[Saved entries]

◆ ◆ ◆ ◆

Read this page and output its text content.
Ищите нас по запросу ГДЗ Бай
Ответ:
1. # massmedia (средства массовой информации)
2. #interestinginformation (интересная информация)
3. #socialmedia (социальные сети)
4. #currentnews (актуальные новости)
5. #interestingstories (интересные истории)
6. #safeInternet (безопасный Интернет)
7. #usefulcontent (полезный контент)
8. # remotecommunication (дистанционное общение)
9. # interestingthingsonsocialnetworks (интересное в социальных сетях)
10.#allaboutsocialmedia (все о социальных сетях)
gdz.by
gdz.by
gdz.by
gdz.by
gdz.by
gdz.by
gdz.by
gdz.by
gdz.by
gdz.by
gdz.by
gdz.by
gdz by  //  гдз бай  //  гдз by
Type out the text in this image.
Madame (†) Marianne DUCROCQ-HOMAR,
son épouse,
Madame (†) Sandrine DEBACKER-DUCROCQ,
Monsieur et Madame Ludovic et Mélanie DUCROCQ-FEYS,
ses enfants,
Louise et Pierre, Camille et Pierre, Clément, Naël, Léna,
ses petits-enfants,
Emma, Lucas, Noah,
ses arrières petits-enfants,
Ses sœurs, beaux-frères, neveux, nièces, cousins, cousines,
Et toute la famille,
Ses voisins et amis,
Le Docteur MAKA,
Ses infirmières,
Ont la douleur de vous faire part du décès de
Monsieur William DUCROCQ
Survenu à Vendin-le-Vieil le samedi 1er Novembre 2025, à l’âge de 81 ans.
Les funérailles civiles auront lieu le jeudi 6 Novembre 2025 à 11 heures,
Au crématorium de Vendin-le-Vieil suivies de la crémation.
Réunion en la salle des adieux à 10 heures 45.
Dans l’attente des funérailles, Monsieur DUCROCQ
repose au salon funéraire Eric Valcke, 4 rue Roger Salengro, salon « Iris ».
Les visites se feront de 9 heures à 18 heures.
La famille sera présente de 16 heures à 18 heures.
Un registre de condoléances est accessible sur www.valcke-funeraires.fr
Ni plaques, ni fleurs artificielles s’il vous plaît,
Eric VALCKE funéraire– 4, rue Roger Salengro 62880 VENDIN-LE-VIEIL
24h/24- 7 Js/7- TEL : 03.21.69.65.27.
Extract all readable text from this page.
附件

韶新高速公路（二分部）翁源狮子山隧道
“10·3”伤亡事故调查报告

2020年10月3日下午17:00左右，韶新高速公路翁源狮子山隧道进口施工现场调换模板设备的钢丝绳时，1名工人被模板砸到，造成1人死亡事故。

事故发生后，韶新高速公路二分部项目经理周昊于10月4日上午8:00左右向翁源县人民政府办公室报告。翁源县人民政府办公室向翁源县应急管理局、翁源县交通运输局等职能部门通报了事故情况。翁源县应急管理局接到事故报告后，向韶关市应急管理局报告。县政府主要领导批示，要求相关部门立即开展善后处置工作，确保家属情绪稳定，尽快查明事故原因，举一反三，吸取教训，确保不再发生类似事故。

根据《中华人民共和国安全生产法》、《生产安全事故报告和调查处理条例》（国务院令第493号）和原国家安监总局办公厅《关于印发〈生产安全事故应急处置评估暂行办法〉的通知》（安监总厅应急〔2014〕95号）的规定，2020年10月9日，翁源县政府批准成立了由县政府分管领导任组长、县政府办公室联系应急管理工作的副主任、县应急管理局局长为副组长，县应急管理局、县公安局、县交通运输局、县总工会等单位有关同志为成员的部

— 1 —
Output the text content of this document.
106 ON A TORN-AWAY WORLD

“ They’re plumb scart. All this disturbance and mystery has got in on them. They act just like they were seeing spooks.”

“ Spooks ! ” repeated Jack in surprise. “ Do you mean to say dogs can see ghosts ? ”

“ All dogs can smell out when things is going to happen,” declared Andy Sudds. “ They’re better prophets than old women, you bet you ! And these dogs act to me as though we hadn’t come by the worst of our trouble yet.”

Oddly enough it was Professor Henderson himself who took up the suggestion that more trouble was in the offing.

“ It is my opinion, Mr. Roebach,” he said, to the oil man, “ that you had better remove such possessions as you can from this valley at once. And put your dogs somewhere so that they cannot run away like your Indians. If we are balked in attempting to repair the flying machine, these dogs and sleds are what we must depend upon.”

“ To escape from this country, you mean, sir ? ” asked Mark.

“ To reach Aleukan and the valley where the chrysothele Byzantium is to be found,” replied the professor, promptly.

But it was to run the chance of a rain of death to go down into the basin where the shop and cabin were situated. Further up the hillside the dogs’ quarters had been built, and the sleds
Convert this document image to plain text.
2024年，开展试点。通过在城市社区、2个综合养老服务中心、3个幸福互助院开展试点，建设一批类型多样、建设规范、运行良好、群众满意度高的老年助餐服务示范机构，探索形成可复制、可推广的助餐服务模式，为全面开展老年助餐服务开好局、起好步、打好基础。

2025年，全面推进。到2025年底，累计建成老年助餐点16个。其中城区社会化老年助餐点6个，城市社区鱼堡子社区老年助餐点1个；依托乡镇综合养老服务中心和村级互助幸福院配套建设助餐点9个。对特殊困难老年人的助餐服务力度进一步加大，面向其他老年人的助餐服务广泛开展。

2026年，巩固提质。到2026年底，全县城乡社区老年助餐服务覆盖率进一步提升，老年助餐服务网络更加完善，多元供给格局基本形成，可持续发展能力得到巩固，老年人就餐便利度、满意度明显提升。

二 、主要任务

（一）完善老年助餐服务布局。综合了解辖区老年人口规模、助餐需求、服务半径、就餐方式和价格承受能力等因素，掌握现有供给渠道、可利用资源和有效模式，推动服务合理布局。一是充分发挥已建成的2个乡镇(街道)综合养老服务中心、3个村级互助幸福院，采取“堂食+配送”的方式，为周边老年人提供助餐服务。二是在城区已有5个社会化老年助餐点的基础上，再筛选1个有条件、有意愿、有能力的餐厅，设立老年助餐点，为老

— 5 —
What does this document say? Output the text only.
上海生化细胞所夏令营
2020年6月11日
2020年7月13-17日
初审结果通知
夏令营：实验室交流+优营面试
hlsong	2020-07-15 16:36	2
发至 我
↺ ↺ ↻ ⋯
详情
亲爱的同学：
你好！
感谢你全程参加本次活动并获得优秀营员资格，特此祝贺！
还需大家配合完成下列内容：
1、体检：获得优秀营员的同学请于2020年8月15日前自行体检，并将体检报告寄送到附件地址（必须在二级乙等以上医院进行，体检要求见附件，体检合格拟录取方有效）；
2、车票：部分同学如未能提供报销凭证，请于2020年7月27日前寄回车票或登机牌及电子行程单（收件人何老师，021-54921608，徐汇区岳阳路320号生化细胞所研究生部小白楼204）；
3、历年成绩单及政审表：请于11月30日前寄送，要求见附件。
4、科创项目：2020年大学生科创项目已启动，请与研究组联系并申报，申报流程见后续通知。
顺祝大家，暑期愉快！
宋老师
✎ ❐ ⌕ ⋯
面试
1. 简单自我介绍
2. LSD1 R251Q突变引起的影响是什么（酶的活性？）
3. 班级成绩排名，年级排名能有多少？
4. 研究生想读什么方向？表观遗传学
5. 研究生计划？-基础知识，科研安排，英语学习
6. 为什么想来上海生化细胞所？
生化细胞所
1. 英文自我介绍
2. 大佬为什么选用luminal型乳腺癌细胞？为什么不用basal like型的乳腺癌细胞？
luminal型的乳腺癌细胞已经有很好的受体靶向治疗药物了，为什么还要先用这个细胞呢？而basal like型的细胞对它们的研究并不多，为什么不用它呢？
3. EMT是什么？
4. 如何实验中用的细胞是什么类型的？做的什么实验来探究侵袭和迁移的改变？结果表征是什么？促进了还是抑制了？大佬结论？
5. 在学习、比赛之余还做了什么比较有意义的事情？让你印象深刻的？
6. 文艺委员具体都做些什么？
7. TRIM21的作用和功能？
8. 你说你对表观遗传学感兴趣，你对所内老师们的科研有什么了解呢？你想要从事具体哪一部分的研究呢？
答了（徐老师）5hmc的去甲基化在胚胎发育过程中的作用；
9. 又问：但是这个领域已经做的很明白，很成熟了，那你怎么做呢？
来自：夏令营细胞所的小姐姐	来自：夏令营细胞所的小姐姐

◆ ◆ ◆ ◆

> **Written task**: Search the records above for "trouble". Copy each line where it is found.

> **Answer to this task**:
“ All dogs can smell out when things is going to happen,” declared Andy Sudds. “ They’re better prophets than old women, you bet you ! And these dogs act to me as though we hadn’t come by the worst of our trouble yet.”
Oddly enough it was Professor Henderson himself who took up the suggestion that more trouble was in the offing.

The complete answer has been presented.